[start Data entries]

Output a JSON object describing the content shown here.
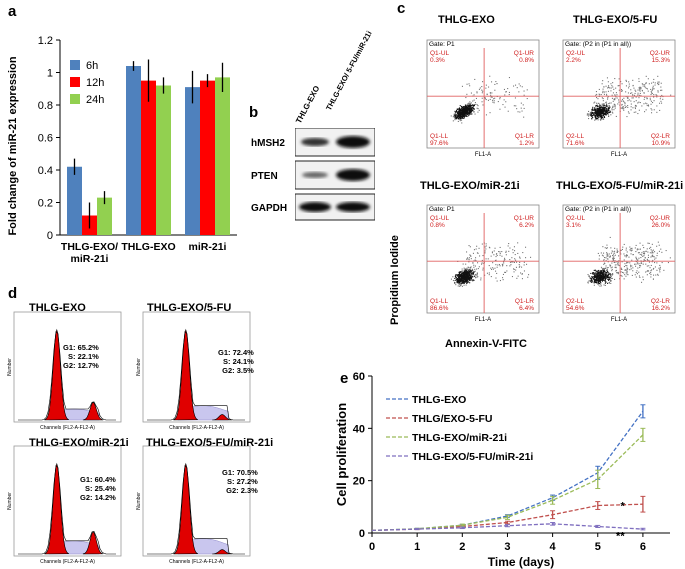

[end Data entries]
[start Data entries]

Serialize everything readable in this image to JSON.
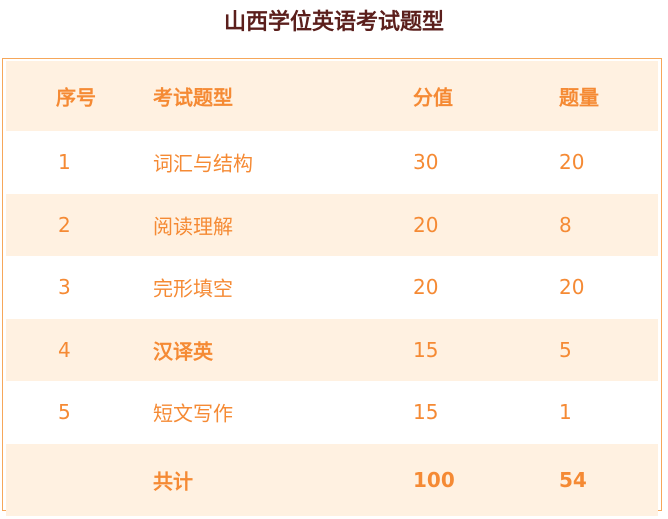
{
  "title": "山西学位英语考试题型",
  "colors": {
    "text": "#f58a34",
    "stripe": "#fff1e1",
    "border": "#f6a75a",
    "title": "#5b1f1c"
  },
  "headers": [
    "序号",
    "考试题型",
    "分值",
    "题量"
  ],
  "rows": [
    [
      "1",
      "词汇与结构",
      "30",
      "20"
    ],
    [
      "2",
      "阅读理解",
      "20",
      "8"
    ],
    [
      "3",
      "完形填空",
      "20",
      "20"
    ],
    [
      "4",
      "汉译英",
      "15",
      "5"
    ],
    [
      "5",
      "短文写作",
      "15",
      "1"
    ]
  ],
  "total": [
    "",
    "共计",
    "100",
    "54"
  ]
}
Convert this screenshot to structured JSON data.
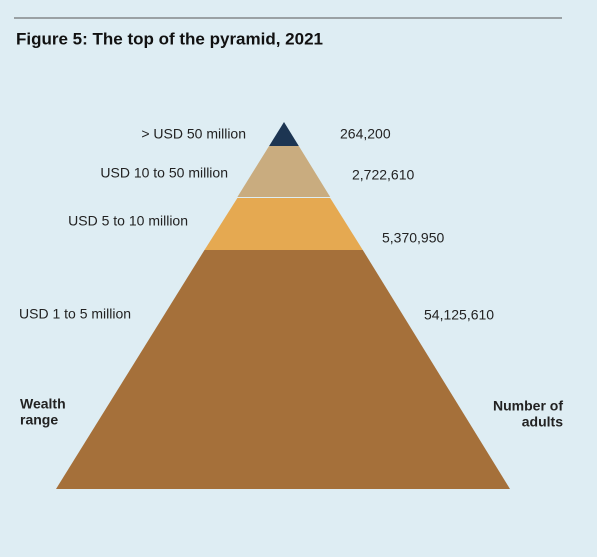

[end Data entries]

- **Aim**: Write out, exactly and with nothing added, everything from the line with "Serialize everything readable" down to the line with "Convert this screenshot", both included. Drop any pictures.

- **Output**:
Serialize everything readable in this image to JSON.
{
  "title": "山西学位英语考试题型",
  "colors": {
    "text": "#f58a34",
    "stripe": "#fff1e1",
    "border": "#f6a75a",
    "title": "#5b1f1c"
  },
  "headers": [
    "序号",
    "考试题型",
    "分值",
    "题量"
  ],
  "rows": [
    [
      "1",
      "词汇与结构",
      "30",
      "20"
    ],
    [
      "2",
      "阅读理解",
      "20",
      "8"
    ],
    [
      "3",
      "完形填空",
      "20",
      "20"
    ],
    [
      "4",
      "汉译英",
      "15",
      "5"
    ],
    [
      "5",
      "短文写作",
      "15",
      "1"
    ]
  ],
  "total": [
    "",
    "共计",
    "100",
    "54"
  ]
}
Convert this screenshot to structured JSON data.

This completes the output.